--- begin SOURCE DOCUMENT ---
You can therefore alternately let the apple go down or stop its course, and we repeat it, persons not in the secret cannot imagine by what means you get this curious result.

If, instead of an apple one takes a wooden ball, the experiment will be more interesting and the article will last longer.

Economical Letter-Scales.

Take a watch or small clock spring, and fix it by the center on a stick. At the other end attach a small brass hook to hold letters, etc., as shown in the figure.

At the top of the hook fix horizontally a small band, running over a strip of cardboard, likewise hanging on the stick.

Now graduate the cardboard strip with real weights, or their exact equivalents, and after this any small articles may be weighed with sufficient accuracy. The spring, being of steel, always turns to its original position when the scale is empty.

Tracing a Spiral.

In geometry the process for tracing a spiral by the help of compasses is pretty long and tedious. The following method will enable you to do it far more quickly and as accurately.

Take a wooden or cardboard cylinder, with a diameter equal to a fourth part of the distance you require between the spires (or trelices) to be traced. On this cylinder fasten one end of a string, B, and wind it up, and attach to the other end a pencil, C, or a point, according to what you want to do.
--- end SOURCE DOCUMENT ---
--- begin INFORMATION GIVEN ---
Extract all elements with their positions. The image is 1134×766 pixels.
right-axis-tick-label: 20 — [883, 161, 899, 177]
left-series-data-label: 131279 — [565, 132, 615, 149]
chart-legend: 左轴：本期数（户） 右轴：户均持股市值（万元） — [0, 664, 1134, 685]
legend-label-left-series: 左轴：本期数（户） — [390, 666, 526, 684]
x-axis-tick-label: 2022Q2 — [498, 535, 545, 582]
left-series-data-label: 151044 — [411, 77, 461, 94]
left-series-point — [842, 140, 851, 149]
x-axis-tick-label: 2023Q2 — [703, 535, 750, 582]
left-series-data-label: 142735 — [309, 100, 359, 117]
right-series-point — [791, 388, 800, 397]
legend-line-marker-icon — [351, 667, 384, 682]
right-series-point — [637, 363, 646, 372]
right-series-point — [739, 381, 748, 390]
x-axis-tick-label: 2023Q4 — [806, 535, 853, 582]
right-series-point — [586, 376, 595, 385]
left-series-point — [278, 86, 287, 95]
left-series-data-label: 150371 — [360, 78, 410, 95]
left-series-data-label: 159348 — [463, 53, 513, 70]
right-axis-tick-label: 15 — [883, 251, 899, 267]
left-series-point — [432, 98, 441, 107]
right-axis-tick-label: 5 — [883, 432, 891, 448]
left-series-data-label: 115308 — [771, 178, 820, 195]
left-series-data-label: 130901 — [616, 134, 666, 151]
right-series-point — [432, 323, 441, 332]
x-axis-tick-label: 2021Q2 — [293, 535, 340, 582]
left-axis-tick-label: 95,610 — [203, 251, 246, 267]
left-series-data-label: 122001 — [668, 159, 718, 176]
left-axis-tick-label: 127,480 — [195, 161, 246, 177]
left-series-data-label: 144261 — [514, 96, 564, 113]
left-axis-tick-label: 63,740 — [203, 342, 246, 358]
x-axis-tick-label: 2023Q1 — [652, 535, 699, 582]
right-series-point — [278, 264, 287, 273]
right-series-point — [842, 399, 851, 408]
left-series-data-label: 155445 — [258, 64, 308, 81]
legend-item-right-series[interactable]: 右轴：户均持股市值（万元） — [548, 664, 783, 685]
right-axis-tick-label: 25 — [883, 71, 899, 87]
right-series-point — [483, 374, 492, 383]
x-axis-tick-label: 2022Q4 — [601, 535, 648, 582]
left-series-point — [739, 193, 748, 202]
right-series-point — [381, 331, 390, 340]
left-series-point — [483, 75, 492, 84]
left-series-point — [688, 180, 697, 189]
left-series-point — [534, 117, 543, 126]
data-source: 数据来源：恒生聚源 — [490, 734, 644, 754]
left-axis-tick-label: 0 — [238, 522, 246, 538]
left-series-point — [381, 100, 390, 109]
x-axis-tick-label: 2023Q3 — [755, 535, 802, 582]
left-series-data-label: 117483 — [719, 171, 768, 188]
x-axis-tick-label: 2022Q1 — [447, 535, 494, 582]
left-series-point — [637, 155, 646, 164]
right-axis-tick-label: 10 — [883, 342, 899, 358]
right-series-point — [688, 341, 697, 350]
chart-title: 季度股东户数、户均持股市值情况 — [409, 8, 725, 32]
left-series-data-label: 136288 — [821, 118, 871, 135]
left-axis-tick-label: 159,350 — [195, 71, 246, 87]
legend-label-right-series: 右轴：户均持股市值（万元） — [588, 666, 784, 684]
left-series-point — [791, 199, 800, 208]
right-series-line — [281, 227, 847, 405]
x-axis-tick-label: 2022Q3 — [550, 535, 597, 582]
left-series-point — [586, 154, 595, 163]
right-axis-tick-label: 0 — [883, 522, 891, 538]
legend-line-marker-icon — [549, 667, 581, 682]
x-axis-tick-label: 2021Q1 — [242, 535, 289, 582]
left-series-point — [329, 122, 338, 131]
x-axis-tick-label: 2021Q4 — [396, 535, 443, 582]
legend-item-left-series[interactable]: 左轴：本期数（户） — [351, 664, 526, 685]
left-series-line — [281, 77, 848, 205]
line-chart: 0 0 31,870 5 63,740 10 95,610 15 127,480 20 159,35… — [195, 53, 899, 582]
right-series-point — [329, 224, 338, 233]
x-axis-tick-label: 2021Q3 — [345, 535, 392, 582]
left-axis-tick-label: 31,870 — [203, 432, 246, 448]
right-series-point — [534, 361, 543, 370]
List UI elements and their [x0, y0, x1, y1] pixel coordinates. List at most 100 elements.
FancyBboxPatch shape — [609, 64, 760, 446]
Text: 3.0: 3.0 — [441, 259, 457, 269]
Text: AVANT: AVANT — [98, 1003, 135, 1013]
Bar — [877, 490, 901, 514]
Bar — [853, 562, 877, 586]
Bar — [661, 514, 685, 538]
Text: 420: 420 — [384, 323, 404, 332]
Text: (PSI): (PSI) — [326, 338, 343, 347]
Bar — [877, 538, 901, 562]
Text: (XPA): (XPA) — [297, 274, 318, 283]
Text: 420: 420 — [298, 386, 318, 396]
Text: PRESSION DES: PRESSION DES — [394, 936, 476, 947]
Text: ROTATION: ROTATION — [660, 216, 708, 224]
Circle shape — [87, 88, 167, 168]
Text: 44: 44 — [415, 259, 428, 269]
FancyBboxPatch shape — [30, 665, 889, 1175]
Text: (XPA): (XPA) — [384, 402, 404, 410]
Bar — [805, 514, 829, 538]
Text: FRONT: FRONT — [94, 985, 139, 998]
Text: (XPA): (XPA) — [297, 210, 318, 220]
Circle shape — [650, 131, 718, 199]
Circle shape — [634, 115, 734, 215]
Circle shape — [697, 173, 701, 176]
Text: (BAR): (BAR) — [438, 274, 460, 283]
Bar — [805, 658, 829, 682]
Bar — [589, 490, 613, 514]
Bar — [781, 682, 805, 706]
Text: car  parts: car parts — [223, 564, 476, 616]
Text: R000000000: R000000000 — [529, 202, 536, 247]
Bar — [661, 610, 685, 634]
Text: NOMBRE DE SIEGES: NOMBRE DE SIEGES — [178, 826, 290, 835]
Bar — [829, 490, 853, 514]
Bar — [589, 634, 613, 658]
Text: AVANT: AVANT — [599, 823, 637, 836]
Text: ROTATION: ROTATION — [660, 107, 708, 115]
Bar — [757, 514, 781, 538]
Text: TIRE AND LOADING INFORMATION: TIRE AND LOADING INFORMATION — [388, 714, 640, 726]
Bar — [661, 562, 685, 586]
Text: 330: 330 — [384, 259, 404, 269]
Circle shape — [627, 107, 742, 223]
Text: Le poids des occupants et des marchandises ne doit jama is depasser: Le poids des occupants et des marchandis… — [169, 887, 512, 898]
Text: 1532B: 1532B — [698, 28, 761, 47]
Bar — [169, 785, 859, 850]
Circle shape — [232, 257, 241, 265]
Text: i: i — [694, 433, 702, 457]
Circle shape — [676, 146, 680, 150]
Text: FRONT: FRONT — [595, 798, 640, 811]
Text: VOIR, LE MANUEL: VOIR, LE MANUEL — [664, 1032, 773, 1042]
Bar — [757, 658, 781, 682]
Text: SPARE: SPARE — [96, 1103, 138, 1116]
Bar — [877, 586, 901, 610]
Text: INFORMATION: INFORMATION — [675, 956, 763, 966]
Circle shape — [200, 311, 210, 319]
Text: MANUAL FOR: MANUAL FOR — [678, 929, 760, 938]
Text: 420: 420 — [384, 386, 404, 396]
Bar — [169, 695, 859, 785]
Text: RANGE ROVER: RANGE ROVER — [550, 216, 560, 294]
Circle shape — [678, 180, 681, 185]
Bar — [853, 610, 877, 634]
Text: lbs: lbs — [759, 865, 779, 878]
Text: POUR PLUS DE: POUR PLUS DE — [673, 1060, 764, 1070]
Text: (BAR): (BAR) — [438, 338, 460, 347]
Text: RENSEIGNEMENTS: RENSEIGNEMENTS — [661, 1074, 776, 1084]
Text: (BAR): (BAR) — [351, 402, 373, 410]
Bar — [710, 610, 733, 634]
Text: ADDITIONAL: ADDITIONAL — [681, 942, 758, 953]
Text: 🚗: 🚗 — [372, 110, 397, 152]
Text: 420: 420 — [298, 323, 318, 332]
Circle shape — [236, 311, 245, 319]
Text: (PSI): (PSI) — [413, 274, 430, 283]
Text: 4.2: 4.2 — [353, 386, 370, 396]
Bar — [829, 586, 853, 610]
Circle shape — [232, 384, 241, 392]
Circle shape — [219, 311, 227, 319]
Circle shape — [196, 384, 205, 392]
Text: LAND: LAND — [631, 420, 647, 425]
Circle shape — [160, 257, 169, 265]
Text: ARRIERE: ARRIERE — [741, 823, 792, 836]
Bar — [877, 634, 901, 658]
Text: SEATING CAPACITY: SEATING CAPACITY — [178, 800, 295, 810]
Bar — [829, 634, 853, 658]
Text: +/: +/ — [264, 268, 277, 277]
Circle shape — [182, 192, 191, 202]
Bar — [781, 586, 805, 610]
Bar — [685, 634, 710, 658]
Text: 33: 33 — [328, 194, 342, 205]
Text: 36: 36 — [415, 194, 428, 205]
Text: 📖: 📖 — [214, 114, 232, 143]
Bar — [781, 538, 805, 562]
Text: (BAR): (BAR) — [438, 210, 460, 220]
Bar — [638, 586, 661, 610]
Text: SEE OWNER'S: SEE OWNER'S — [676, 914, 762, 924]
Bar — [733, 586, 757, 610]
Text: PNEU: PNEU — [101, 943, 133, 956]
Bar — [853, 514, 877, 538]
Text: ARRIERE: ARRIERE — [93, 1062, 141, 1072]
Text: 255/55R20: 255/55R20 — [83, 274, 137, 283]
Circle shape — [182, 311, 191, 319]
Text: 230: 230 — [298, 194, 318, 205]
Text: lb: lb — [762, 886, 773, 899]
--- end INFORMATION GIVEN ---
▶ GOAL 1
Answer these questions using the passage on simple experiments:
(a) What object can replace the apple to make the experiment more interesting and longer-lasting?
(b) What is the small brass hook on the letter-scales meant to hold?
(c) What diameter should the cylinder used for tracing a spiral have?
▶ GOAL 2
Translate this sentence from the passage on simple experiments into Spanish: "The spring, being of steel, always turns to its original position when the scale is empty."
▶ GOAL 3
Write the next part of the passage on simple experiments, picking up after its final sentence.
The listing has no connection to the passage on simple experiments.

▶ EXERCISE RESPONSE 1
(a) A wooden ball.
(b) Letters, etc.
(c) A diameter equal to a fourth part of the distance required between the spires (or trelices) to be traced.

▶ EXERCISE RESPONSE 2
El resorte, al ser de acero, siempre vuelve a su posición original cuando la balanza está vacía.

▶ EXERCISE RESPONSE 3
Now you have only to turn to right or left according to the direction in which the string was wound up, by holding the pencil down and keeping the string tight, and a spiral of perfect regularity will be traced.

The above figure clearly shows the process. The cylinder A has a diameter equal to the distance R S divided by 4.

The Inclined Plane.

Take a piece of paper, roll it up into a tube large enough to hold a marble, and gum it lengthwise. Then introduce a marble and close the extremities with a strip of paper as shown below.

When you think that it is well dried you place it upright on the upper end of an inclined board, or flat ruler, leaning on a pile of books for example. You will then see the paper cylinder lie down, get up and so on till it reaches the bottom of its course.

The effect is very curious and will be more so if you are somewhat of an artist, and able to draw or paint a figure on the cylinder.

To Cut a Bottle With a String.

Gum first two circular pads of paper on each side of the spot where you intend to cut your bottle. These pads are obtained by gumming several strips of paper one over the other, so as to leave between them a groove on which you wind the string round once.

Catch hold of the extremities of the string, and draw it to and fro, see-saw fashion, by which friction the part of the glass operated on will be heated.

As soon as you think that the glass is hot enough, plunge the bottle in cold water, which you will have placed handy before, and at the spot where the friction was exercised the glass will be clean cut. According to the thickness of the glass, more or less heat must be produced. This process is infallible.

The same result can also be produced in another way. It is, when once the heat is sufficient to let glide a few drops of water along the string. The string must be well wetted. The cut will be as clean as by the other process.

Equilibrium of a Knife in Mid-Air.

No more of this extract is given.